### Data entries
-*-

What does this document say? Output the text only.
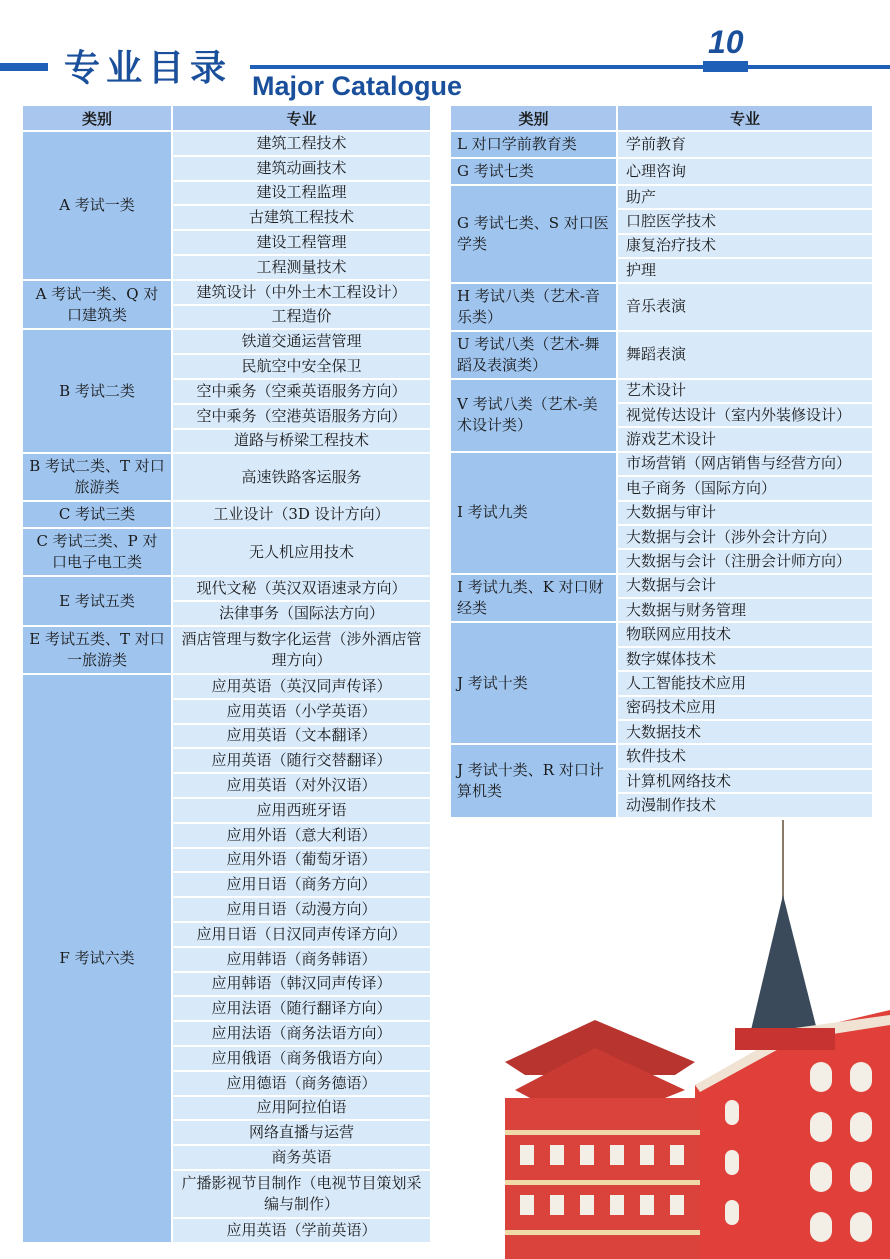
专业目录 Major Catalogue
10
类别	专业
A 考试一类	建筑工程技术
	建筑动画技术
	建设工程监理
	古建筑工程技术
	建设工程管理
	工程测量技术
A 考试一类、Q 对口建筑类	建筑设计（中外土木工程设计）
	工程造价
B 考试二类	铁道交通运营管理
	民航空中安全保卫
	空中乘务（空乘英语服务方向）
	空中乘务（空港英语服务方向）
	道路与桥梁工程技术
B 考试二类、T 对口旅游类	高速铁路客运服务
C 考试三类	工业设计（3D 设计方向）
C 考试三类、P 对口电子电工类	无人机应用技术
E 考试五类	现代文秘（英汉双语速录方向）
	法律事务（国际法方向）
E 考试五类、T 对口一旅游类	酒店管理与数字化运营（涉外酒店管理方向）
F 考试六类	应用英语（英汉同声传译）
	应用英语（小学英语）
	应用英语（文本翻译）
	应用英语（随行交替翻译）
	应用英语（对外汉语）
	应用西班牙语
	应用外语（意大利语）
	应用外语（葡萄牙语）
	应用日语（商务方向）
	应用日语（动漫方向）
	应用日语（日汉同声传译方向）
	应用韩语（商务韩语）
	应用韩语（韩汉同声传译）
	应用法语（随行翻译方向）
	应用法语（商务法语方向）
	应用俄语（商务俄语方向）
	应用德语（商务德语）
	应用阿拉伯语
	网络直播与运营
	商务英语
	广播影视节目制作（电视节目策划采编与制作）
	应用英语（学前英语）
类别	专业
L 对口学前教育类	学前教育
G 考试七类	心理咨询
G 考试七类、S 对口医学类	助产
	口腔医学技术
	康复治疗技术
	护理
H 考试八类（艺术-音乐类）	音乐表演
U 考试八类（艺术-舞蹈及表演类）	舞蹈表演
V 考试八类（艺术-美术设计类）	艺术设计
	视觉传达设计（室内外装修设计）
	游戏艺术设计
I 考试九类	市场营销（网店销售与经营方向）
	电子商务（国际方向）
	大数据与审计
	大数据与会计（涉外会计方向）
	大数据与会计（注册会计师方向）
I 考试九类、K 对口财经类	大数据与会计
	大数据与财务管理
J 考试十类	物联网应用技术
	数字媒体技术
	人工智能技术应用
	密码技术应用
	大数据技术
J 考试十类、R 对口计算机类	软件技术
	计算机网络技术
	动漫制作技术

-*-

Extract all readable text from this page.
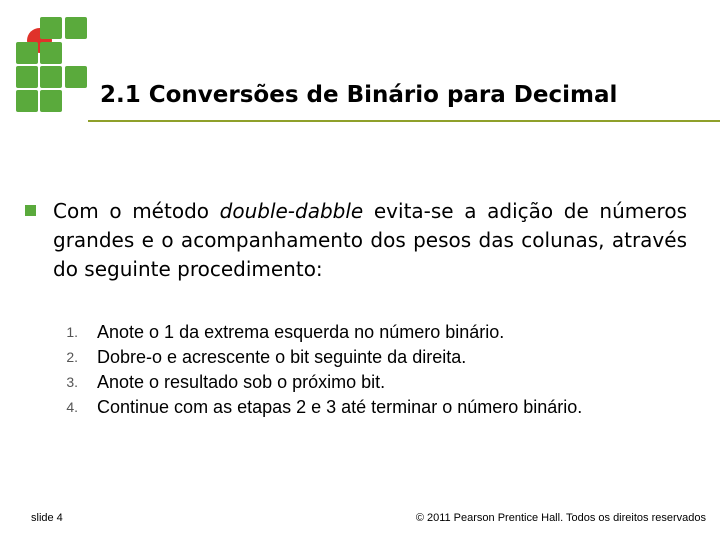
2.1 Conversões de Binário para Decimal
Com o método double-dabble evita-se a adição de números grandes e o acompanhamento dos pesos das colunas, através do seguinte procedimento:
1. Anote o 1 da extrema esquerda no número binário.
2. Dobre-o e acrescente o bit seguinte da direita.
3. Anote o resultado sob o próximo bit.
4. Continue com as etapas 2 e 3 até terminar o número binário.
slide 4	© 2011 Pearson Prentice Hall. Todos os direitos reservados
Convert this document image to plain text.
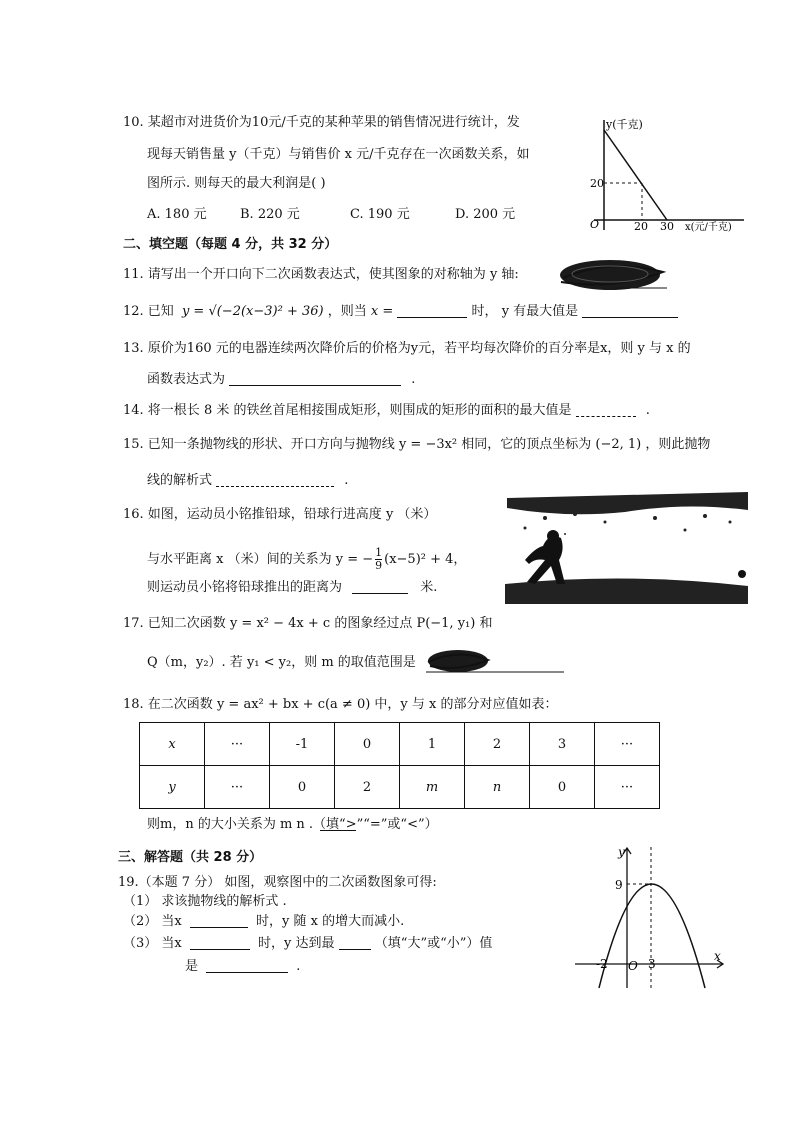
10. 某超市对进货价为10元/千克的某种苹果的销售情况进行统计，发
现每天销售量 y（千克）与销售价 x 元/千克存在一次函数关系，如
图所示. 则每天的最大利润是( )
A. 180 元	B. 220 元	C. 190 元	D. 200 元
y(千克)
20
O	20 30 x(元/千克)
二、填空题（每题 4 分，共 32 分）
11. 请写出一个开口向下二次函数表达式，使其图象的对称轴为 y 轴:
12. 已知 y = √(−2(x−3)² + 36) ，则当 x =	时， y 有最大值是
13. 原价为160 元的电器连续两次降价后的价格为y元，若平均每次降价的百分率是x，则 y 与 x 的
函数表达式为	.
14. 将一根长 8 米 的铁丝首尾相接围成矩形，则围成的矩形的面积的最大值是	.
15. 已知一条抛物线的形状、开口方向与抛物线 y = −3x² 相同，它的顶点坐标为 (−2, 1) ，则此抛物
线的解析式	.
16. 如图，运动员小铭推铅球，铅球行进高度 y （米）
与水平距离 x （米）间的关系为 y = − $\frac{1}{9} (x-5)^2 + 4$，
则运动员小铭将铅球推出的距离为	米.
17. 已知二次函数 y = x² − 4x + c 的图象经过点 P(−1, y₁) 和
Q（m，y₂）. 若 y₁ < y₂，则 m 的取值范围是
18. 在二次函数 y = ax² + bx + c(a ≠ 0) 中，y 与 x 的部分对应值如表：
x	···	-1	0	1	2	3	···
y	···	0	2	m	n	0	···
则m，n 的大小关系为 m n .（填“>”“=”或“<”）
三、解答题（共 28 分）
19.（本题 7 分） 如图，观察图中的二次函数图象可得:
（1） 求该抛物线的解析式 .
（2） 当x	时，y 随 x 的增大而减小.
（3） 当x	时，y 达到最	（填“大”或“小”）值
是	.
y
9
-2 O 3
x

-*-

### JOB
Copy, from the material above, each line in which the string "document" occurs.

### RESULT FOR THIS TASK
What does this document say? Output the text only.
Convert this document image to plain text.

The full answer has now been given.